Drop the images; return everything else in the listing below exactly.
-- LISTED RECORDS start --
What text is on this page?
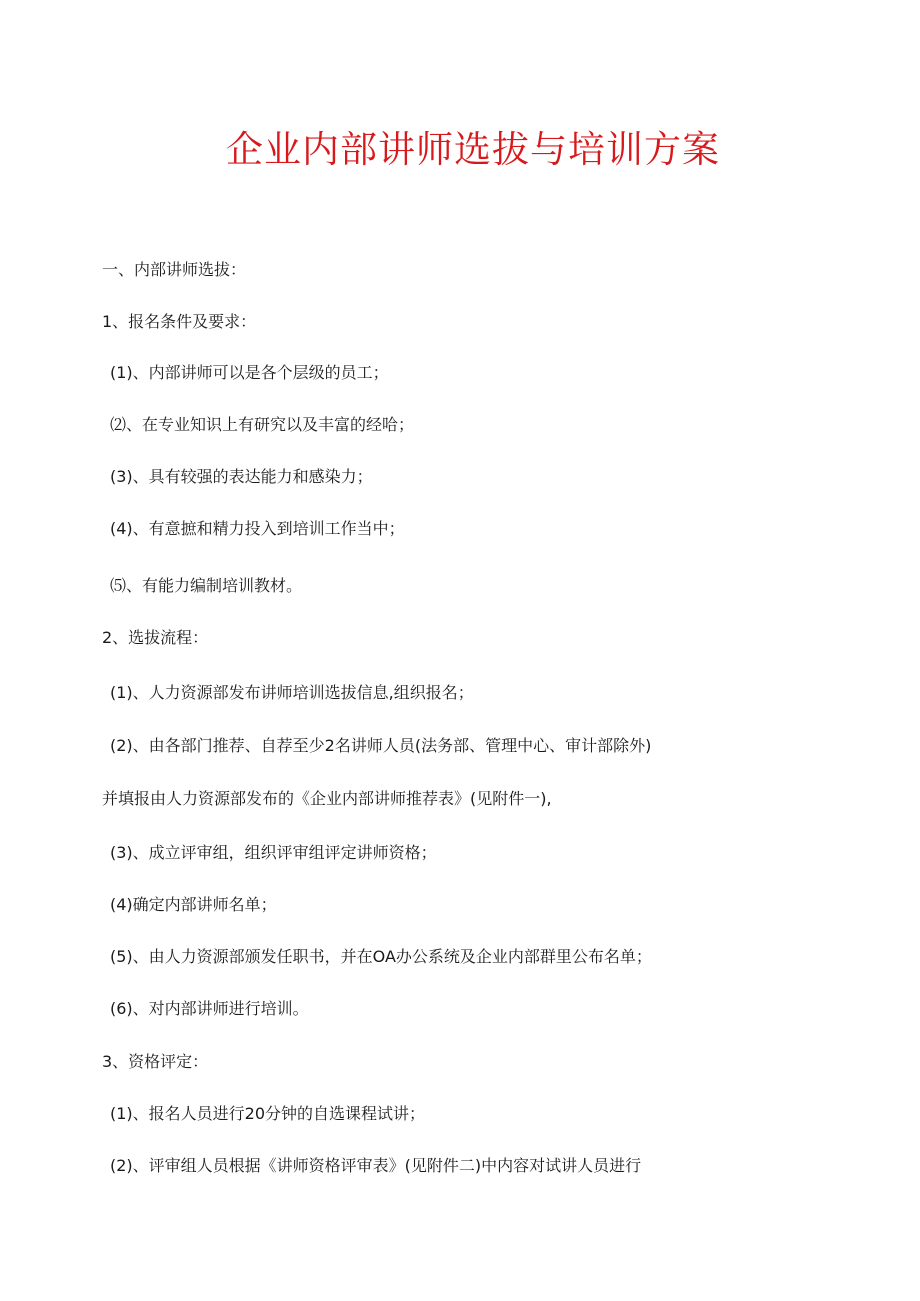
企业内部讲师选拔与培训方案
一、内部讲师选拔：
1、报名条件及要求：
(1)、内部讲师可以是各个层级的员工；
⑵、在专业知识上有研究以及丰富的经哈；
(3)、具有较强的表达能力和感染力；
(4)、有意摭和精力投入到培训工作当中；
⑸、有能力编制培训教材。
2、选拔流程：
(1)、人力资源部发布讲师培训选拔信息,组织报名；
(2)、由各部门推荐、自荐至少2名讲师人员(法务部、管理中心、审计部除外)
并填报由人力资源部发布的《企业内部讲师推荐表》(见附件一),
(3)、成立评审组，组织评审组评定讲师资格；
(4)确定内部讲师名单；
(5)、由人力资源部颁发任职书，并在OA办公系统及企业内部群里公布名单；
(6)、对内部讲师进行培训。
3、资格评定：
(1)、报名人员进行20分钟的自选课程试讲；
(2)、评审组人员根据《讲师资格评审表》(见附件二)中内容对试讲人员进行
-- LISTED RECORDS end --
PROBLEM SOLUTION →
What text is on this page?
企业内部讲师选拔与培训方案
一、内部讲师选拔：
1、报名条件及要求：
(1)、内部讲师可以是各个层级的员工；
⑵、在专业知识上有研究以及丰富的经哈；
(3)、具有较强的表达能力和感染力；
(4)、有意摭和精力投入到培训工作当中；
⑸、有能力编制培训教材。
2、选拔流程：
(1)、人力资源部发布讲师培训选拔信息,组织报名；
(2)、由各部门推荐、自荐至少2名讲师人员(法务部、管理中心、审计部除外)
并填报由人力资源部发布的《企业内部讲师推荐表》(见附件一),
(3)、成立评审组，组织评审组评定讲师资格；
(4)确定内部讲师名单；
(5)、由人力资源部颁发任职书，并在OA办公系统及企业内部群里公布名单；
(6)、对内部讲师进行培训。
3、资格评定：
(1)、报名人员进行20分钟的自选课程试讲；
(2)、评审组人员根据《讲师资格评审表》(见附件二)中内容对试讲人员进行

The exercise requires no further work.